++++ Supplied material
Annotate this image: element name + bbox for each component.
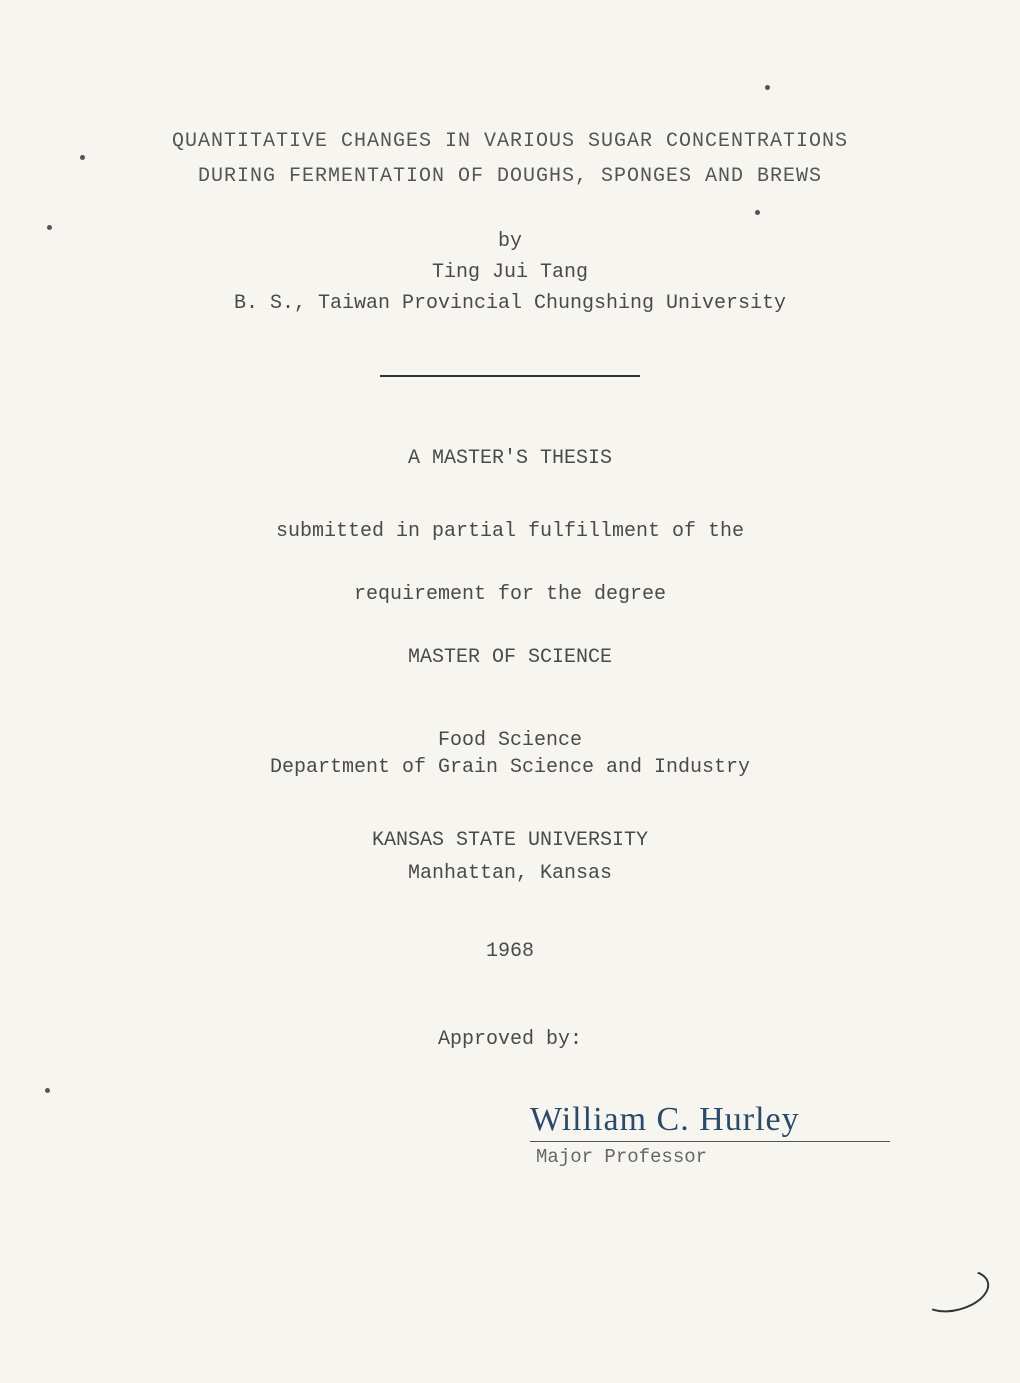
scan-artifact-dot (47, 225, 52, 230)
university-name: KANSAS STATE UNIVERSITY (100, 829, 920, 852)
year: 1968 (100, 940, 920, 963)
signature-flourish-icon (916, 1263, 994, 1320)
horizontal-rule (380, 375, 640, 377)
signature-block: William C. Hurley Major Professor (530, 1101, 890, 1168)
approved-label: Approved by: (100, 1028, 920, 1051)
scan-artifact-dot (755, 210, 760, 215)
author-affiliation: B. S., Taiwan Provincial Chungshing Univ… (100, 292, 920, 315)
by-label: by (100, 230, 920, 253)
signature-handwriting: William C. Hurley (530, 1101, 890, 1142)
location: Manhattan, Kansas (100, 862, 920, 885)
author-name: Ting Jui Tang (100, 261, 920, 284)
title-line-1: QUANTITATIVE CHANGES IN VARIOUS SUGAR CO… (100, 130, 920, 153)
++++++++
### Challenge
Copy the lines above character for character, beginning with the line that contains "scan-artifact-dot (47, 225, 52, 230)" and ending with the line that contains "signature-block: William C.", with both of those lines included.

### Right answer
scan-artifact-dot (47, 225, 52, 230)
university-name: KANSAS STATE UNIVERSITY (100, 829, 920, 852)
year: 1968 (100, 940, 920, 963)
signature-flourish-icon (916, 1263, 994, 1320)
horizontal-rule (380, 375, 640, 377)
signature-block: William C. Hurley Major Professor (530, 1101, 890, 1168)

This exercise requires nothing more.